Part of a data file:
========================================================================

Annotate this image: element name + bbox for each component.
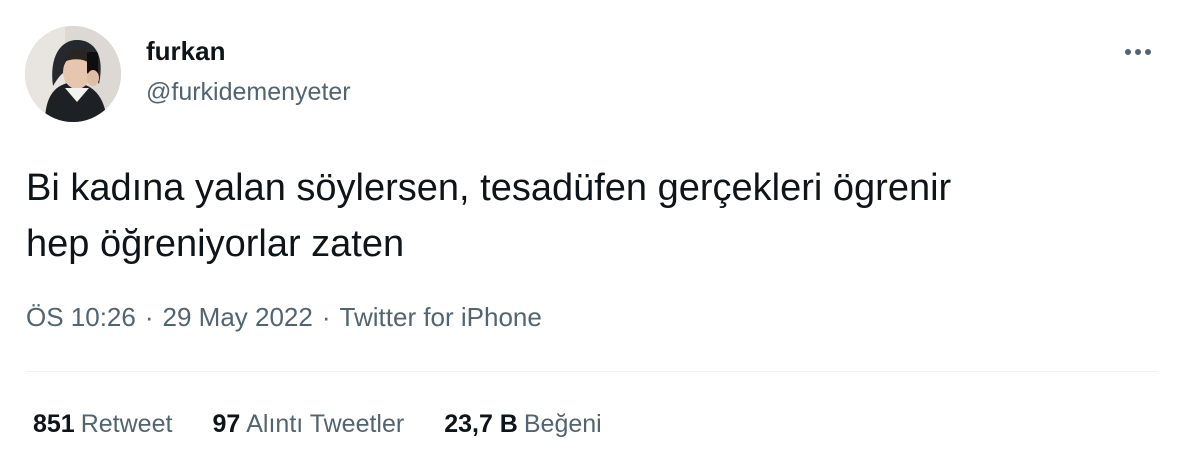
tweet-time[interactable]: ÖS 10:26 [26,302,136,333]
tweet-source[interactable]: Twitter for iPhone [340,302,542,333]
tweet-card: furkan @furkidemenyeter Bi kadına yalan … [0,0,1190,468]
tweet-metadata: ÖS 10:26 · 29 May 2022 · Twitter for iPh… [26,302,542,333]
quote-tweets-count-link[interactable]: 97 Alıntı Tweetler [212,410,404,439]
author-handle[interactable]: @furkidemenyeter [146,78,351,107]
likes-count-link[interactable]: 23,7 B Beğeni [444,410,602,439]
stat-label: Alıntı Tweetler [246,410,405,438]
stat-count: 97 [212,410,241,438]
stat-count: 23,7 B [444,410,518,438]
tweet-date[interactable]: 29 May 2022 [163,302,313,333]
engagement-stats: 851 Retweet 97 Alıntı Tweetler 23,7 B Be… [33,410,642,439]
more-options-button[interactable] [1112,36,1164,68]
divider [26,371,1158,372]
avatar[interactable] [25,26,121,122]
stat-count: 851 [33,410,75,438]
stat-label: Retweet [80,410,173,438]
stat-label: Beğeni [523,410,602,438]
more-horizontal-icon [1125,49,1151,55]
avatar-photo [25,26,121,122]
tweet-text: Bi kadına yalan söylersen, tesadüfen ger… [26,167,952,265]
meta-separator: · [321,302,331,332]
meta-separator: · [144,302,154,332]
retweet-count-link[interactable]: 851 Retweet [33,410,172,439]
author-display-name[interactable]: furkan [146,36,225,67]
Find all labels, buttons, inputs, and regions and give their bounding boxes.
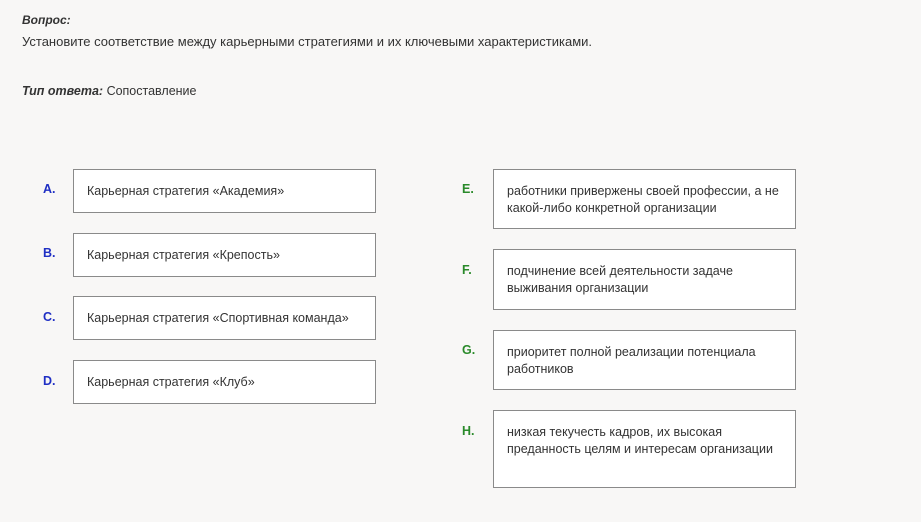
match-item-g[interactable]: приоритет полной реализации потенциала р… bbox=[493, 330, 796, 390]
match-item-a[interactable]: Карьерная стратегия «Академия» bbox=[73, 169, 376, 213]
left-letter-d: D. bbox=[43, 374, 56, 388]
question-text: Установите соответствие между карьерными… bbox=[22, 34, 593, 49]
left-letter-b: B. bbox=[43, 246, 56, 260]
right-letter-h: H. bbox=[462, 424, 475, 438]
match-item-f[interactable]: подчинение всей деятельности задаче выжи… bbox=[493, 249, 796, 310]
right-letter-g: G. bbox=[462, 343, 476, 357]
right-letter-e: E. bbox=[462, 182, 474, 196]
right-letter-f: F. bbox=[462, 263, 472, 277]
answer-type-value: Сопоставление bbox=[106, 84, 197, 98]
answer-type-label: Тип ответа: bbox=[22, 84, 104, 98]
match-item-d[interactable]: Карьерная стратегия «Клуб» bbox=[73, 360, 376, 404]
match-item-c[interactable]: Карьерная стратегия «Спортивная команда» bbox=[73, 296, 376, 340]
match-item-h[interactable]: низкая текучесть кадров, их высокая пред… bbox=[493, 410, 796, 488]
left-letter-c: C. bbox=[43, 310, 56, 324]
match-item-e[interactable]: работники привержены своей профессии, а … bbox=[493, 169, 796, 229]
question-label: Вопрос: bbox=[22, 13, 71, 27]
left-letter-a: A. bbox=[43, 182, 56, 196]
answer-type: Тип ответа: Сопоставление bbox=[22, 84, 197, 98]
match-item-b[interactable]: Карьерная стратегия «Крепость» bbox=[73, 233, 376, 277]
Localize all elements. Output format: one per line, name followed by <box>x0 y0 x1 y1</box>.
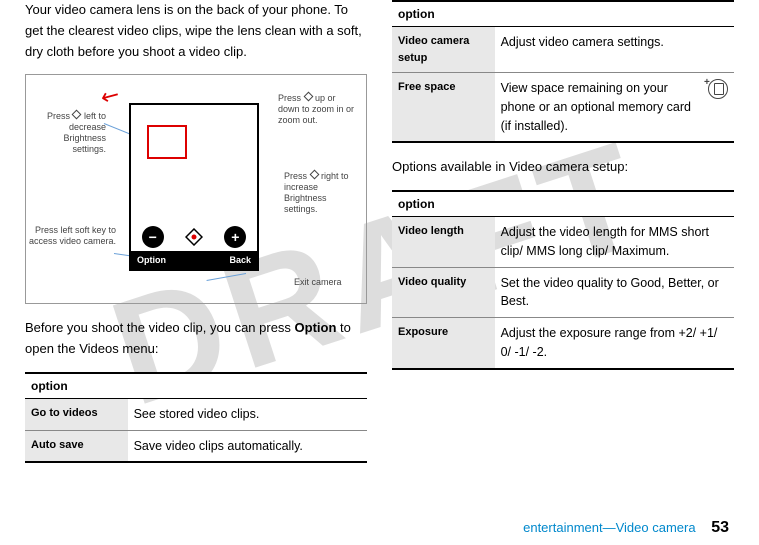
option-desc: Save video clips automatically. <box>128 430 367 462</box>
text-segment: Before you shoot the video clip, you can… <box>25 320 295 335</box>
right-column: option Video camera setup Adjust video c… <box>392 0 734 477</box>
option-label: Video quality <box>392 267 495 318</box>
viewfinder-highlight <box>147 125 187 159</box>
table-row: Exposure Adjust the exposure range from … <box>392 318 734 369</box>
table-header: option <box>392 191 734 217</box>
softkey-right-label: Back <box>229 255 251 265</box>
option-label: Free space <box>392 73 495 143</box>
callout-brightness-increase: Press right to increase Brightness setti… <box>284 171 356 214</box>
option-label: Exposure <box>392 318 495 369</box>
intro-paragraph: Your video camera lens is on the back of… <box>25 0 367 62</box>
options-table-1: option Go to videos See stored video cli… <box>25 372 367 464</box>
option-label: Video camera setup <box>392 27 495 73</box>
phone-screen: − + Option Back <box>129 103 259 271</box>
option-desc: See stored video clips. <box>128 398 367 430</box>
plus-icon: + <box>224 226 246 248</box>
page-number: 53 <box>711 519 729 536</box>
options-table-2: option Video camera setup Adjust video c… <box>392 0 734 143</box>
minus-icon: − <box>142 226 164 248</box>
table-row: Free space + View space remaining on you… <box>392 73 734 143</box>
table-row: Go to videos See stored video clips. <box>25 398 367 430</box>
callout-brightness-decrease: Press left to decrease Brightness settin… <box>36 111 106 154</box>
callout-line <box>207 273 247 281</box>
options-table-3: option Video length Adjust the video len… <box>392 190 734 370</box>
callout-left-softkey: Press left soft key to access video came… <box>28 225 116 247</box>
table-header: option <box>392 1 734 27</box>
red-arrow-icon: ↙ <box>96 81 125 113</box>
left-column: Your video camera lens is on the back of… <box>25 0 367 477</box>
callout-zoom: Press up or down to zoom in or zoom out. <box>278 93 358 125</box>
before-shoot-paragraph: Before you shoot the video clip, you can… <box>25 318 367 360</box>
icon-row: − + <box>131 223 257 251</box>
softkey-left-label: Option <box>137 255 166 265</box>
section-title: entertainment—Video camera <box>523 520 695 535</box>
page-content: Your video camera lens is on the back of… <box>0 0 759 507</box>
memory-card-icon: + <box>708 79 728 99</box>
option-label: Auto save <box>25 430 128 462</box>
option-keyword: Option <box>295 320 337 335</box>
callout-exit: Exit camera <box>294 277 344 288</box>
option-desc: Adjust video camera settings. <box>495 27 734 73</box>
phone-diagram: Press left to decrease Brightness settin… <box>25 74 367 304</box>
option-label: Video length <box>392 217 495 268</box>
option-desc: Set the video quality to Good, Better, o… <box>495 267 734 318</box>
table-row: Video camera setup Adjust video camera s… <box>392 27 734 73</box>
option-desc: Adjust the video length for MMS short cl… <box>495 217 734 268</box>
table-row: Auto save Save video clips automatically… <box>25 430 367 462</box>
table-row: Video length Adjust the video length for… <box>392 217 734 268</box>
nav-diamond-icon <box>185 228 203 246</box>
text-segment: View space remaining on your phone or an… <box>501 81 691 133</box>
page-footer: entertainment—Video camera 53 <box>523 519 729 537</box>
table-row: Video quality Set the video quality to G… <box>392 267 734 318</box>
option-desc: + View space remaining on your phone or … <box>495 73 734 143</box>
option-label: Go to videos <box>25 398 128 430</box>
setup-intro-paragraph: Options available in Video camera setup: <box>392 157 734 178</box>
softkey-bar: Option Back <box>131 251 257 269</box>
option-desc: Adjust the exposure range from +2/ +1/ 0… <box>495 318 734 369</box>
table-header: option <box>25 373 367 399</box>
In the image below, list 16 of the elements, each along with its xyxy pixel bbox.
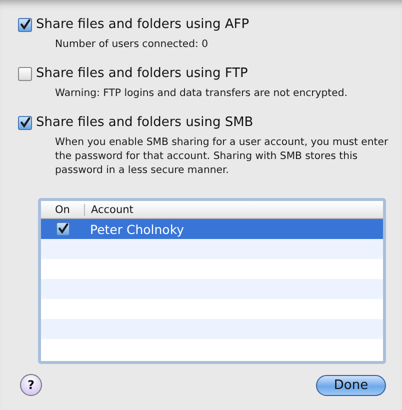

========================================================================

INSTRUCTIONS FOR THE TASK ▸
Write out all the entries above again, substituting "Twitter for Android" for every occurrence of "Twitter for iPhone" and leaving everything else unchanged. Leave the pictures out of your answer.

ANSWER TO THIS TASK ▸
Annotate this image: element name + bbox for each component.
tweet-time[interactable]: ÖS 10:26 [26,302,136,333]
tweet-source[interactable]: Twitter for Android [340,302,542,333]
tweet-card: furkan @furkidemenyeter Bi kadına yalan … [0,0,1190,468]
tweet-metadata: ÖS 10:26 · 29 May 2022 · Twitter for iPh… [26,302,542,333]
quote-tweets-count-link[interactable]: 97 Alıntı Tweetler [212,410,404,439]
author-handle[interactable]: @furkidemenyeter [146,78,351,107]
likes-count-link[interactable]: 23,7 B Beğeni [444,410,602,439]
stat-label: Alıntı Tweetler [246,410,405,438]
stat-count: 97 [212,410,241,438]
stat-count: 23,7 B [444,410,518,438]
tweet-date[interactable]: 29 May 2022 [163,302,313,333]
engagement-stats: 851 Retweet 97 Alıntı Tweetler 23,7 B Be… [33,410,642,439]
more-options-button[interactable] [1112,36,1164,68]
divider [26,371,1158,372]
avatar[interactable] [25,26,121,122]
stat-count: 851 [33,410,75,438]
stat-label: Retweet [80,410,173,438]
stat-label: Beğeni [523,410,602,438]
more-horizontal-icon [1125,49,1151,55]
avatar-photo [25,26,121,122]
tweet-text: Bi kadına yalan söylersen, tesadüfen ger… [26,167,952,265]
meta-separator: · [321,302,331,332]
meta-separator: · [144,302,154,332]
retweet-count-link[interactable]: 851 Retweet [33,410,172,439]
author-display-name[interactable]: furkan [146,36,225,67]
Find all labels, buttons, inputs, and regions and give their bounding boxes.
match-item-g[interactable]: приоритет полной реализации потенциала р… bbox=[493, 330, 796, 390]
match-item-a[interactable]: Карьерная стратегия «Академия» bbox=[73, 169, 376, 213]
left-letter-d: D. bbox=[43, 374, 56, 388]
question-text: Установите соответствие между карьерными… bbox=[22, 34, 593, 49]
left-letter-b: B. bbox=[43, 246, 56, 260]
right-letter-h: H. bbox=[462, 424, 475, 438]
match-item-f[interactable]: подчинение всей деятельности задаче выжи… bbox=[493, 249, 796, 310]
right-letter-g: G. bbox=[462, 343, 476, 357]
right-letter-e: E. bbox=[462, 182, 474, 196]
right-letter-f: F. bbox=[462, 263, 472, 277]
answer-type-value: Сопоставление bbox=[106, 84, 197, 98]
answer-type-label: Тип ответа: bbox=[22, 84, 104, 98]
match-item-d[interactable]: Карьерная стратегия «Клуб» bbox=[73, 360, 376, 404]
match-item-c[interactable]: Карьерная стратегия «Спортивная команда» bbox=[73, 296, 376, 340]
match-item-h[interactable]: низкая текучесть кадров, их высокая пред… bbox=[493, 410, 796, 488]
left-letter-c: C. bbox=[43, 310, 56, 324]
match-item-e[interactable]: работники привержены своей профессии, а … bbox=[493, 169, 796, 229]
question-label: Вопрос: bbox=[22, 13, 71, 27]
left-letter-a: A. bbox=[43, 182, 56, 196]
answer-type: Тип ответа: Сопоставление bbox=[22, 84, 197, 98]
match-item-b[interactable]: Карьерная стратегия «Крепость» bbox=[73, 233, 376, 277]
Localize all elements. Output format: one per line, name followed by <box>x0 y0 x1 y1</box>.
option-desc: Save video clips automatically. <box>128 430 367 462</box>
text-segment: Before you shoot the video clip, you can… <box>25 320 295 335</box>
right-column: option Video camera setup Adjust video c… <box>392 0 734 477</box>
option-label: Video quality <box>392 267 495 318</box>
viewfinder-highlight <box>147 125 187 159</box>
table-row: Exposure Adjust the exposure range from … <box>392 318 734 369</box>
table-header: option <box>392 191 734 217</box>
softkey-right-label: Back <box>229 255 251 265</box>
option-label: Free space <box>392 73 495 143</box>
callout-brightness-increase: Press right to increase Brightness setti… <box>284 171 356 214</box>
option-label: Exposure <box>392 318 495 369</box>
intro-paragraph: Your video camera lens is on the back of… <box>25 0 367 62</box>
options-table-1: option Go to videos See stored video cli… <box>25 372 367 464</box>
option-label: Video camera setup <box>392 27 495 73</box>
phone-screen: − + Option Back <box>129 103 259 271</box>
option-desc: See stored video clips. <box>128 398 367 430</box>
plus-icon: + <box>224 226 246 248</box>
page-number: 53 <box>711 519 729 536</box>
options-table-2: option Video camera setup Adjust video c… <box>392 0 734 143</box>
minus-icon: − <box>142 226 164 248</box>
table-row: Free space + View space remaining on you… <box>392 73 734 143</box>
table-row: Go to videos See stored video clips. <box>25 398 367 430</box>
callout-brightness-decrease: Press left to decrease Brightness settin… <box>36 111 106 154</box>
callout-line <box>207 273 247 281</box>
options-table-3: option Video length Adjust the video len… <box>392 190 734 370</box>
callout-left-softkey: Press left soft key to access video came… <box>28 225 116 247</box>
table-header: option <box>392 1 734 27</box>
red-arrow-icon: ↙ <box>96 81 125 113</box>
left-column: Your video camera lens is on the back of… <box>25 0 367 477</box>
callout-zoom: Press up or down to zoom in or zoom out. <box>278 93 358 125</box>
before-shoot-paragraph: Before you shoot the video clip, you can… <box>25 318 367 360</box>
icon-row: − + <box>131 223 257 251</box>
softkey-left-label: Option <box>137 255 166 265</box>
section-title: entertainment—Video camera <box>523 520 695 535</box>
page-content: Your video camera lens is on the back of… <box>0 0 759 507</box>
memory-card-icon: + <box>708 79 728 99</box>
option-label: Auto save <box>25 430 128 462</box>
option-keyword: Option <box>295 320 337 335</box>
callout-exit: Exit camera <box>294 277 344 288</box>
option-desc: Adjust video camera settings. <box>495 27 734 73</box>
phone-diagram: Press left to decrease Brightness settin… <box>25 74 367 304</box>
option-label: Video length <box>392 217 495 268</box>
option-desc: Set the video quality to Good, Better, o… <box>495 267 734 318</box>
table-row: Video camera setup Adjust video camera s… <box>392 27 734 73</box>
option-desc: Adjust the video length for MMS short cl… <box>495 217 734 268</box>
table-row: Auto save Save video clips automatically… <box>25 430 367 462</box>
table-row: Video length Adjust the video length for… <box>392 217 734 268</box>
nav-diamond-icon <box>185 228 203 246</box>
text-segment: View space remaining on your phone or an… <box>501 81 691 133</box>
page-footer: entertainment—Video camera 53 <box>523 519 729 537</box>
table-row: Video quality Set the video quality to G… <box>392 267 734 318</box>
option-desc: + View space remaining on your phone or … <box>495 73 734 143</box>
option-label: Go to videos <box>25 398 128 430</box>
setup-intro-paragraph: Options available in Video camera setup: <box>392 157 734 178</box>
softkey-bar: Option Back <box>131 251 257 269</box>
option-desc: Adjust the exposure range from +2/ +1/ 0… <box>495 318 734 369</box>
table-header: option <box>25 373 367 399</box>
In the image below, list 16 of the elements, each along with its xyxy pixel bbox.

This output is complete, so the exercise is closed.